* BEGIN Records to use *
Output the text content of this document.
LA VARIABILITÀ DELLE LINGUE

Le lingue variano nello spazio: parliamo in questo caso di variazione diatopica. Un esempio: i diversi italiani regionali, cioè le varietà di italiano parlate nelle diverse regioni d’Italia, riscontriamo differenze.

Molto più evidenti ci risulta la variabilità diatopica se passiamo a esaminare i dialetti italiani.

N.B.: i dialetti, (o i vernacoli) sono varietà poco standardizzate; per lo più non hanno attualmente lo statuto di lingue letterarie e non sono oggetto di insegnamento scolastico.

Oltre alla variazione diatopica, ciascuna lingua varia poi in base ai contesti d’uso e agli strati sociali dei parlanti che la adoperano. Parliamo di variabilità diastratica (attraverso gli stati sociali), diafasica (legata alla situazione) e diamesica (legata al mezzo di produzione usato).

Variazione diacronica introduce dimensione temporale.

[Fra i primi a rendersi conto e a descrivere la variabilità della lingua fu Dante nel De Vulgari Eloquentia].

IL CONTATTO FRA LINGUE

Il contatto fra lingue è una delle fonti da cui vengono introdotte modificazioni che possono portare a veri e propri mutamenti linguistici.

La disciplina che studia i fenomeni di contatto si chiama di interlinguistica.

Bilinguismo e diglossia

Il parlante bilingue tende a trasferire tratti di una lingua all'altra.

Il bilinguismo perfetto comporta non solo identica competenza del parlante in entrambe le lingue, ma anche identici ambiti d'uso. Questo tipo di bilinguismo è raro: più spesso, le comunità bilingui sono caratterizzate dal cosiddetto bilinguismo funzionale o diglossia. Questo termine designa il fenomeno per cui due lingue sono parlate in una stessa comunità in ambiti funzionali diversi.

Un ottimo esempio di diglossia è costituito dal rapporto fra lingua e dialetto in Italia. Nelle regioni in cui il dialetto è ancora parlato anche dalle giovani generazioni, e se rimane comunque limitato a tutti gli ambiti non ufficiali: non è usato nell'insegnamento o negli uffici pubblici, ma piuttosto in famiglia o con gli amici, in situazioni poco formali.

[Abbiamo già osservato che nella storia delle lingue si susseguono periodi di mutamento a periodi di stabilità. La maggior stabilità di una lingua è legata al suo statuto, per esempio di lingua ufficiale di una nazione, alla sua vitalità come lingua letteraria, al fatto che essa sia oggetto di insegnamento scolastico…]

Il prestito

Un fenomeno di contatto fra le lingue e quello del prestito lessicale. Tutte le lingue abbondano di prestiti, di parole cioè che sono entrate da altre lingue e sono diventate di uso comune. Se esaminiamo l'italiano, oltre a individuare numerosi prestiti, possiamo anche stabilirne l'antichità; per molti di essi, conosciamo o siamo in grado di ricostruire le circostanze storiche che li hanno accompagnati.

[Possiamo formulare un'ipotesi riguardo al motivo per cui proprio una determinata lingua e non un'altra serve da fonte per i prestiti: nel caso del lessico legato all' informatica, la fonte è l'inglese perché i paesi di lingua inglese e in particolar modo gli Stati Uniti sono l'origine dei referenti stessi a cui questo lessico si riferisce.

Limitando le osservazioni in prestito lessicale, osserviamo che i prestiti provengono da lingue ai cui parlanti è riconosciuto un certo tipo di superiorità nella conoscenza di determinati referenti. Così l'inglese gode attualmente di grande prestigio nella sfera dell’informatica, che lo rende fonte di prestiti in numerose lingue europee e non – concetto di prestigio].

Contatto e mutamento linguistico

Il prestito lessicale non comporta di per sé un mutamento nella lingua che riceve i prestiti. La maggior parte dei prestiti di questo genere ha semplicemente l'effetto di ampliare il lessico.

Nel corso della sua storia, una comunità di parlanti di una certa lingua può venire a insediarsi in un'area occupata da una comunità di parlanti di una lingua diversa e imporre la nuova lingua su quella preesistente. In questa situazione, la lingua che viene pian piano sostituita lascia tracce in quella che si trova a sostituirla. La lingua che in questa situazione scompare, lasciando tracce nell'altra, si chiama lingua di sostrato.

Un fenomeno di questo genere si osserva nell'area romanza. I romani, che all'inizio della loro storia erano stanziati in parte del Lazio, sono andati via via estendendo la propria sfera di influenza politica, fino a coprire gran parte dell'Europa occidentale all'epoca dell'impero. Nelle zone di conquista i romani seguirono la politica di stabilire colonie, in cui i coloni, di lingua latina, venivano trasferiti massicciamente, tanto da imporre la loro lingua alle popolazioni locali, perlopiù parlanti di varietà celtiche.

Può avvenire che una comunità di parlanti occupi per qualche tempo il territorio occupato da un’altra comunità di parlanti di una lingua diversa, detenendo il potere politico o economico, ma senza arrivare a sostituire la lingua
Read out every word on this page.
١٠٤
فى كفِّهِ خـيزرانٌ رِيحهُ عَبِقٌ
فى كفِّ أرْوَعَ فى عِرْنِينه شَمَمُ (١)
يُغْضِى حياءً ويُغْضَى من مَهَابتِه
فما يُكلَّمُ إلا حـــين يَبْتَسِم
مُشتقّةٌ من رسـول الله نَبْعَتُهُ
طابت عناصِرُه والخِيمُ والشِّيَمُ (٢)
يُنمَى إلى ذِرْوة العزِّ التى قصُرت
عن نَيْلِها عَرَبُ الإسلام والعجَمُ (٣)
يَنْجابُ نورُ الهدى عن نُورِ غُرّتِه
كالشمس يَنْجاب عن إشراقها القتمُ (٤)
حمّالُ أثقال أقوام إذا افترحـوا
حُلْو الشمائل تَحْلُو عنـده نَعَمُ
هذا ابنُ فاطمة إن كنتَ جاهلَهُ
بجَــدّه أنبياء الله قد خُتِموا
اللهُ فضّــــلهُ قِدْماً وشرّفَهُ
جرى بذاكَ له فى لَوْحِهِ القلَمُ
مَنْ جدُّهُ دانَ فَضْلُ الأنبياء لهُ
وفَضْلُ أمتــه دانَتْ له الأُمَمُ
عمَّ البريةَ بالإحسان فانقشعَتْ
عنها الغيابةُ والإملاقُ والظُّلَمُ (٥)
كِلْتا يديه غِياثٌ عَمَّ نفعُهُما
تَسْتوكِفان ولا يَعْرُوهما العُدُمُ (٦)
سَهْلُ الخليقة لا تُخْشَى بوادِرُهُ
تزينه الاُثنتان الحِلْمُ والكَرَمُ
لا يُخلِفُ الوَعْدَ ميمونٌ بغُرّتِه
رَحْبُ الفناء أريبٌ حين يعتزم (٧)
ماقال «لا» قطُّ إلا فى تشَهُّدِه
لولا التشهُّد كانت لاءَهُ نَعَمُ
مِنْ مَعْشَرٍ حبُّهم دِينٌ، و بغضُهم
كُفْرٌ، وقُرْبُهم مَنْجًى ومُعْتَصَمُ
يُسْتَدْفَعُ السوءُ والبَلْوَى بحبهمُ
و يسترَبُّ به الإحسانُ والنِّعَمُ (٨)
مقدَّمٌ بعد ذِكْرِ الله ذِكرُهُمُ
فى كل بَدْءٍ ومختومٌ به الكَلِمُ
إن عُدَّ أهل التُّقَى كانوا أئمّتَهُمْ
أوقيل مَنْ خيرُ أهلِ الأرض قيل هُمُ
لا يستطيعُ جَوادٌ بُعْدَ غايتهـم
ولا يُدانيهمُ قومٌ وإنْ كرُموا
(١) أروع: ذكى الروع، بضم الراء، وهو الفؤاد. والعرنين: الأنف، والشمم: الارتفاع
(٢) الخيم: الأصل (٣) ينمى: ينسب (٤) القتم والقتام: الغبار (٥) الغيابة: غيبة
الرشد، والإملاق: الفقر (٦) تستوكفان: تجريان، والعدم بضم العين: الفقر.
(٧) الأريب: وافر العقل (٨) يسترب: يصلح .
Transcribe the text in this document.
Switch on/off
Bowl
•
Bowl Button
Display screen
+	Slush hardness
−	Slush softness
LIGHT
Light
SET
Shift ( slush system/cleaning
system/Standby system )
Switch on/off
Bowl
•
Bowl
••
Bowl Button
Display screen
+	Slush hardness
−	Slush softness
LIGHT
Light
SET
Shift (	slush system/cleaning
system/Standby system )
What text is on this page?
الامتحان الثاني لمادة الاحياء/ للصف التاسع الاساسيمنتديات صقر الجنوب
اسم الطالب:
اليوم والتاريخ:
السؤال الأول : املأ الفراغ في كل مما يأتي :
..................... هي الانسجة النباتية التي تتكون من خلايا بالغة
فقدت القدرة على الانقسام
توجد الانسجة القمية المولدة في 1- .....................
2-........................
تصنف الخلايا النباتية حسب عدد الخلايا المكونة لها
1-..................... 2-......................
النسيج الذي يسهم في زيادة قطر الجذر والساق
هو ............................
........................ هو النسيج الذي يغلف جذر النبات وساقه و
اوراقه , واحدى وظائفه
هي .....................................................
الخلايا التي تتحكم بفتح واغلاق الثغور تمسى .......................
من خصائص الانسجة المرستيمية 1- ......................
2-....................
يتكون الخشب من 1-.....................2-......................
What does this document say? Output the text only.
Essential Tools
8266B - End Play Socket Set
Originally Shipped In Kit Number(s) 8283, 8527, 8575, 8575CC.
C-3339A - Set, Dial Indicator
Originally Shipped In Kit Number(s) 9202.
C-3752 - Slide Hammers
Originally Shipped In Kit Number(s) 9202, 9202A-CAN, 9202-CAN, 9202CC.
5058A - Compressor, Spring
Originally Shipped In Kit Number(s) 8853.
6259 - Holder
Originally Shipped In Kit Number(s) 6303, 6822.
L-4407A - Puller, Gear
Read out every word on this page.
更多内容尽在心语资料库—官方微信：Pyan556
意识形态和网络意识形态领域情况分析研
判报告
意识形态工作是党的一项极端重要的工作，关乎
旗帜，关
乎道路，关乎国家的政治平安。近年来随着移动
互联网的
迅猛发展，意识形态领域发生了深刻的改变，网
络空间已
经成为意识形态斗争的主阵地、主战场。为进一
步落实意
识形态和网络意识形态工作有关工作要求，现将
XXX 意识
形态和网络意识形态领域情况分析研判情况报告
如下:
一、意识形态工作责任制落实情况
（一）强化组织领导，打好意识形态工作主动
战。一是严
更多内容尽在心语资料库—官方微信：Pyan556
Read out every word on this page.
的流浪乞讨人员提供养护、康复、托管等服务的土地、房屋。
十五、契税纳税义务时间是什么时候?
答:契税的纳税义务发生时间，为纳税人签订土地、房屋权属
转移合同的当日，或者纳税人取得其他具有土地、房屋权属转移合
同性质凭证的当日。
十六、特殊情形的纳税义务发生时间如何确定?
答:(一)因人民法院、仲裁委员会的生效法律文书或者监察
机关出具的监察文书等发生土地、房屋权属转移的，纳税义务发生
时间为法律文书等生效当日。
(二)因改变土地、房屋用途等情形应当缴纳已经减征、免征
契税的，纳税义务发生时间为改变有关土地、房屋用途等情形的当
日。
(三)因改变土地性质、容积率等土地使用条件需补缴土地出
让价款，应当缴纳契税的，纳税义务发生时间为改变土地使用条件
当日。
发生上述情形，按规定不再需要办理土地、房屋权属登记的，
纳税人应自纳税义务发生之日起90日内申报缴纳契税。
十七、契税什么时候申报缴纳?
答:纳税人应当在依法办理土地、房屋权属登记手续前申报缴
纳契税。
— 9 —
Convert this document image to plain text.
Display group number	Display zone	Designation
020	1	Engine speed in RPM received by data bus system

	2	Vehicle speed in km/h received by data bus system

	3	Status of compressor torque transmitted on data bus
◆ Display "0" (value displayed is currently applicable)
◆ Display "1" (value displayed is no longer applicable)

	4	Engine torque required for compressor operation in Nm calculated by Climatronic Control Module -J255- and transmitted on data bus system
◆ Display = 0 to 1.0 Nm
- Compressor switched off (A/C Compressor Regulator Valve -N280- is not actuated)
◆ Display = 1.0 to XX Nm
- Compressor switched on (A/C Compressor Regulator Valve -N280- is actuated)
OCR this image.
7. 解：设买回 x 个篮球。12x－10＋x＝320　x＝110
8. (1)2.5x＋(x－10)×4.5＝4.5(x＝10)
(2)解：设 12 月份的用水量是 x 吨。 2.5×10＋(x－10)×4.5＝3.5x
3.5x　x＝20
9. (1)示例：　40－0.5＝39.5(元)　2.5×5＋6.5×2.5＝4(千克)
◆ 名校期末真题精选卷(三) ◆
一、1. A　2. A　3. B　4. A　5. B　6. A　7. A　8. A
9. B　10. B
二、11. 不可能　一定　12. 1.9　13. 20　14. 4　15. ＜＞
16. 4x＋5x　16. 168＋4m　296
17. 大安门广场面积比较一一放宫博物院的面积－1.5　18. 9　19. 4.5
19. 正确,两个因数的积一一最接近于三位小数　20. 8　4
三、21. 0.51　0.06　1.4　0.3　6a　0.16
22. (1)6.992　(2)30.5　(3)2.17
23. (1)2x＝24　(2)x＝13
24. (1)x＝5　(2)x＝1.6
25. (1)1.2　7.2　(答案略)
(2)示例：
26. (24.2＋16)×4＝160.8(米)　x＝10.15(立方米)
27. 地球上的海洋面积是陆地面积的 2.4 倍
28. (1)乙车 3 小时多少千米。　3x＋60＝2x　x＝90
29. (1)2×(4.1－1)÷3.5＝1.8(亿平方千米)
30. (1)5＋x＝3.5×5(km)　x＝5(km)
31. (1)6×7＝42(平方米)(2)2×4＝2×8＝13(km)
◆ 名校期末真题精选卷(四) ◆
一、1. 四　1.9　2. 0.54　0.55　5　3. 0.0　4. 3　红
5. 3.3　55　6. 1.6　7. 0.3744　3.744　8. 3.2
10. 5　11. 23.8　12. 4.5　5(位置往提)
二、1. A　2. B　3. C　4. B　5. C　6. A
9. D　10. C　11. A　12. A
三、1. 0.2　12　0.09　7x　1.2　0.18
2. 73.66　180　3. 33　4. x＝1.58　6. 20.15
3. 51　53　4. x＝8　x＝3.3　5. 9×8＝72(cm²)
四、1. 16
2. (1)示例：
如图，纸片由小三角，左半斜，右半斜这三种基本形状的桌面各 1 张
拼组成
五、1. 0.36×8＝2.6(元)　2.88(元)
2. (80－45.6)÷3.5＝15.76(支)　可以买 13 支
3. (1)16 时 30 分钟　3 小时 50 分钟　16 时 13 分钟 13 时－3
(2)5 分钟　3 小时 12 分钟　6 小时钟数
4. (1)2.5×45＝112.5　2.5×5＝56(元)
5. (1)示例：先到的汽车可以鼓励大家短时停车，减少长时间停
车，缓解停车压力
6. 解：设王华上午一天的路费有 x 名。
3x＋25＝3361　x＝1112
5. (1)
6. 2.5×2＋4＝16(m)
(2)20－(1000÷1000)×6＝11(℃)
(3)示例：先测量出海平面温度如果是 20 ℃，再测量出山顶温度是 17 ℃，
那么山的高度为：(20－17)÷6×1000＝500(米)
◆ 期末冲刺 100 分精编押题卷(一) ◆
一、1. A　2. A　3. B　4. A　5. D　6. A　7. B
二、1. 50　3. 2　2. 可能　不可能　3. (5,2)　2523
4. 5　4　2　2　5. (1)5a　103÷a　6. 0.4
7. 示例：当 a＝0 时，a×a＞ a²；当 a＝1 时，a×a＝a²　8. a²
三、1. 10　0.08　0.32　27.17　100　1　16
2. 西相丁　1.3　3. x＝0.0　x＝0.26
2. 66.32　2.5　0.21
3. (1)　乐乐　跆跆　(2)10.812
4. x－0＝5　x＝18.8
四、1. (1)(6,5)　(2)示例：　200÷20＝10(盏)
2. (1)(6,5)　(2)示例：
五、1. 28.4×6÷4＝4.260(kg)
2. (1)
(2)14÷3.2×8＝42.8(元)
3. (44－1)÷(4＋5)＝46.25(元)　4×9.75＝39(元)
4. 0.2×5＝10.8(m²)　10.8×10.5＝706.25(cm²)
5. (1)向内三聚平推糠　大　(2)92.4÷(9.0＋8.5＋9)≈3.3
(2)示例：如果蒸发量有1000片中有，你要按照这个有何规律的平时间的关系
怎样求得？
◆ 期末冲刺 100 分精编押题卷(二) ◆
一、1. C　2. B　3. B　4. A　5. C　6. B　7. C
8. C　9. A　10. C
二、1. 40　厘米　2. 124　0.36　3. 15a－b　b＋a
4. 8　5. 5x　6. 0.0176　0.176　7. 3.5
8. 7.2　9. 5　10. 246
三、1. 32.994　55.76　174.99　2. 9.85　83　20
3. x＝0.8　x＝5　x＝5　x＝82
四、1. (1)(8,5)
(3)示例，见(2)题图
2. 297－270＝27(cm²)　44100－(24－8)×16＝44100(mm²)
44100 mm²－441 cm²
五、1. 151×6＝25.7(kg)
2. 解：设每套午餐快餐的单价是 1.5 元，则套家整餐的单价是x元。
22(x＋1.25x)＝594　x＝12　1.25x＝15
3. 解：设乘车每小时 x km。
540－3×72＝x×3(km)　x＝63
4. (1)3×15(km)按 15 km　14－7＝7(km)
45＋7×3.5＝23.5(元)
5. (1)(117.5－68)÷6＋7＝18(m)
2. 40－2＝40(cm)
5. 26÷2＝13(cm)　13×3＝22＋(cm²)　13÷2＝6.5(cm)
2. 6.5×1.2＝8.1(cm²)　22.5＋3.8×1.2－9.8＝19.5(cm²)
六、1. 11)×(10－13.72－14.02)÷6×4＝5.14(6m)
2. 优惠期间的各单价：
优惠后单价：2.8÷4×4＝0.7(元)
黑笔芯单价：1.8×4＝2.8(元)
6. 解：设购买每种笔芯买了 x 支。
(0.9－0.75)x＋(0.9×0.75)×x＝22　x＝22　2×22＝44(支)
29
* END Records to use *
• Goal:
State the count of lines with the word "Valve" in them, and write nothing else.

• Problem solution:
2